(Figure data in JSON)
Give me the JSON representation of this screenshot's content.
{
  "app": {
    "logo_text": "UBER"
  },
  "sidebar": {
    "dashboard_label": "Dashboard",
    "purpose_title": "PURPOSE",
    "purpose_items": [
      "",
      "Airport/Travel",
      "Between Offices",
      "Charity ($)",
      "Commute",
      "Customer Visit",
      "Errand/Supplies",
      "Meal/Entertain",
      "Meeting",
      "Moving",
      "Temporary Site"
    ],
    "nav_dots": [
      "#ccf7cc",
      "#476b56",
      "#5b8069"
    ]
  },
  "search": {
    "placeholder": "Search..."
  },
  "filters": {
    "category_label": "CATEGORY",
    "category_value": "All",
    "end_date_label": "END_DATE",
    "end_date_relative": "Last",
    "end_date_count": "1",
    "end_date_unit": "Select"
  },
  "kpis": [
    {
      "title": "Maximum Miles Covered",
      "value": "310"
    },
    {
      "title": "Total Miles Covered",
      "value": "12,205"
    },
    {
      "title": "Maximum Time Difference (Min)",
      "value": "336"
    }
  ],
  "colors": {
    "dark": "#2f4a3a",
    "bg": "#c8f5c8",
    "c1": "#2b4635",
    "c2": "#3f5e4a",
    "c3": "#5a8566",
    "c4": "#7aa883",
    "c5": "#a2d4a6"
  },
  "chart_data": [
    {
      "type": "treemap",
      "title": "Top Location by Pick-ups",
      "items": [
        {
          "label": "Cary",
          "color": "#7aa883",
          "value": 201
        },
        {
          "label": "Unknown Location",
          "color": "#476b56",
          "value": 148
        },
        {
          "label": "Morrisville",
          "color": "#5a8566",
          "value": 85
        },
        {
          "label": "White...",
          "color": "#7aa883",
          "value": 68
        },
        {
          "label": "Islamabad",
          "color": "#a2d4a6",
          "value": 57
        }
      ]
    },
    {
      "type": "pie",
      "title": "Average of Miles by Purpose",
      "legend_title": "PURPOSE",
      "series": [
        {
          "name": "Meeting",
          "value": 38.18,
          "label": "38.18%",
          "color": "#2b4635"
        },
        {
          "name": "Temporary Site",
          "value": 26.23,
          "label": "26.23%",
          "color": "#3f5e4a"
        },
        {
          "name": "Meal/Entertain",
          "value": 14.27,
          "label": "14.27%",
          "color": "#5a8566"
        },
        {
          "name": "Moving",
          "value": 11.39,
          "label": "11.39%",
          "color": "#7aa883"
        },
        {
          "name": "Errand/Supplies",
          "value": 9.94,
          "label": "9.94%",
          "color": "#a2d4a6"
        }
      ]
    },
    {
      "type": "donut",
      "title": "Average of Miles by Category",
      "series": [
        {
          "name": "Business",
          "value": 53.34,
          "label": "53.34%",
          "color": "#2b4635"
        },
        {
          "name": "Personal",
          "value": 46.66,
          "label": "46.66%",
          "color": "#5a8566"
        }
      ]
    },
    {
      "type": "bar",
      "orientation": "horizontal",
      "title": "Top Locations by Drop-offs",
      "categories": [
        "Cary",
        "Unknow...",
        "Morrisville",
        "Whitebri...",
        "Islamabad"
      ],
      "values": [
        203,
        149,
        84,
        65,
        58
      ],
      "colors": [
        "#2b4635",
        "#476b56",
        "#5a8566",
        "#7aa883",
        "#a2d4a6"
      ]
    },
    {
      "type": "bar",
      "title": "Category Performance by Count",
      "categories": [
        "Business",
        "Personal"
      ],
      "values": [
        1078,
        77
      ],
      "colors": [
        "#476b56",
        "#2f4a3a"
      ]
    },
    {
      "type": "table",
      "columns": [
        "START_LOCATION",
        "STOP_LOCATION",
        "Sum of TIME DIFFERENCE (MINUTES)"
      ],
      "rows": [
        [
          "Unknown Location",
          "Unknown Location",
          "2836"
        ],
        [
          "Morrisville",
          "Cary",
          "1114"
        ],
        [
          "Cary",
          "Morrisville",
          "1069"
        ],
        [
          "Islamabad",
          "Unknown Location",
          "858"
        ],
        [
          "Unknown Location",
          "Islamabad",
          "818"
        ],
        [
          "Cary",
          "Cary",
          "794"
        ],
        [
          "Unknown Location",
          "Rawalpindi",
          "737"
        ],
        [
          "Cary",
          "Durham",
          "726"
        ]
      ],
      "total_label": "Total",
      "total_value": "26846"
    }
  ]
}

* [WRITTEN EXERCISE] Print again each line of the listing above, exactly as it appears.

* [SOLUTION TO THIS TASK]
Give me the JSON representation of this screenshot's content.
{
  "app": {
    "logo_text": "UBER"
  },
  "sidebar": {
    "dashboard_label": "Dashboard",
    "purpose_title": "PURPOSE",
    "purpose_items": [
      "",
      "Airport/Travel",
      "Between Offices",
      "Charity ($)",
      "Commute",
      "Customer Visit",
      "Errand/Supplies",
      "Meal/Entertain",
      "Meeting",
      "Moving",
      "Temporary Site"
    ],
    "nav_dots": [
      "#ccf7cc",
      "#476b56",
      "#5b8069"
    ]
  },
  "search": {
    "placeholder": "Search..."
  },
  "filters": {
    "category_label": "CATEGORY",
    "category_value": "All",
    "end_date_label": "END_DATE",
    "end_date_relative": "Last",
    "end_date_count": "1",
    "end_date_unit": "Select"
  },
  "kpis": [
    {
      "title": "Maximum Miles Covered",
      "value": "310"
    },
    {
      "title": "Total Miles Covered",
      "value": "12,205"
    },
    {
      "title": "Maximum Time Difference (Min)",
      "value": "336"
    }
  ],
  "colors": {
    "dark": "#2f4a3a",
    "bg": "#c8f5c8",
    "c1": "#2b4635",
    "c2": "#3f5e4a",
    "c3": "#5a8566",
    "c4": "#7aa883",
    "c5": "#a2d4a6"
  },
  "chart_data": [
    {
      "type": "treemap",
      "title": "Top Location by Pick-ups",
      "items": [
        {
          "label": "Cary",
          "color": "#7aa883",
          "value": 201
        },
        {
          "label": "Unknown Location",
          "color": "#476b56",
          "value": 148
        },
        {
          "label": "Morrisville",
          "color": "#5a8566",
          "value": 85
        },
        {
          "label": "White...",
          "color": "#7aa883",
          "value": 68
        },
        {
          "label": "Islamabad",
          "color": "#a2d4a6",
          "value": 57
        }
      ]
    },
    {
      "type": "pie",
      "title": "Average of Miles by Purpose",
      "legend_title": "PURPOSE",
      "series": [
        {
          "name": "Meeting",
          "value": 38.18,
          "label": "38.18%",
          "color": "#2b4635"
        },
        {
          "name": "Temporary Site",
          "value": 26.23,
          "label": "26.23%",
          "color": "#3f5e4a"
        },
        {
          "name": "Meal/Entertain",
          "value": 14.27,
          "label": "14.27%",
          "color": "#5a8566"
        },
        {
          "name": "Moving",
          "value": 11.39,
          "label": "11.39%",
          "color": "#7aa883"
        },
        {
          "name": "Errand/Supplies",
          "value": 9.94,
          "label": "9.94%",
          "color": "#a2d4a6"
        }
      ]
    },
    {
      "type": "donut",
      "title": "Average of Miles by Category",
      "series": [
        {
          "name": "Business",
          "value": 53.34,
          "label": "53.34%",
          "color": "#2b4635"
        },
        {
          "name": "Personal",
          "value": 46.66,
          "label": "46.66%",
          "color": "#5a8566"
        }
      ]
    },
    {
      "type": "bar",
      "orientation": "horizontal",
      "title": "Top Locations by Drop-offs",
      "categories": [
        "Cary",
        "Unknow...",
        "Morrisville",
        "Whitebri...",
        "Islamabad"
      ],
      "values": [
        203,
        149,
        84,
        65,
        58
      ],
      "colors": [
        "#2b4635",
        "#476b56",
        "#5a8566",
        "#7aa883",
        "#a2d4a6"
      ]
    },
    {
      "type": "bar",
      "title": "Category Performance by Count",
      "categories": [
        "Business",
        "Personal"
      ],
      "values": [
        1078,
        77
      ],
      "colors": [
        "#476b56",
        "#2f4a3a"
      ]
    },
    {
      "type": "table",
      "columns": [
        "START_LOCATION",
        "STOP_LOCATION",
        "Sum of TIME DIFFERENCE (MINUTES)"
      ],
      "rows": [
        [
          "Unknown Location",
          "Unknown Location",
          "2836"
        ],
        [
          "Morrisville",
          "Cary",
          "1114"
        ],
        [
          "Cary",
          "Morrisville",
          "1069"
        ],
        [
          "Islamabad",
          "Unknown Location",
          "858"
        ],
        [
          "Unknown Location",
          "Islamabad",
          "818"
        ],
        [
          "Cary",
          "Cary",
          "794"
        ],
        [
          "Unknown Location",
          "Rawalpindi",
          "737"
        ],
        [
          "Cary",
          "Durham",
          "726"
        ]
      ],
      "total_label": "Total",
      "total_value": "26846"
    }
  ]
}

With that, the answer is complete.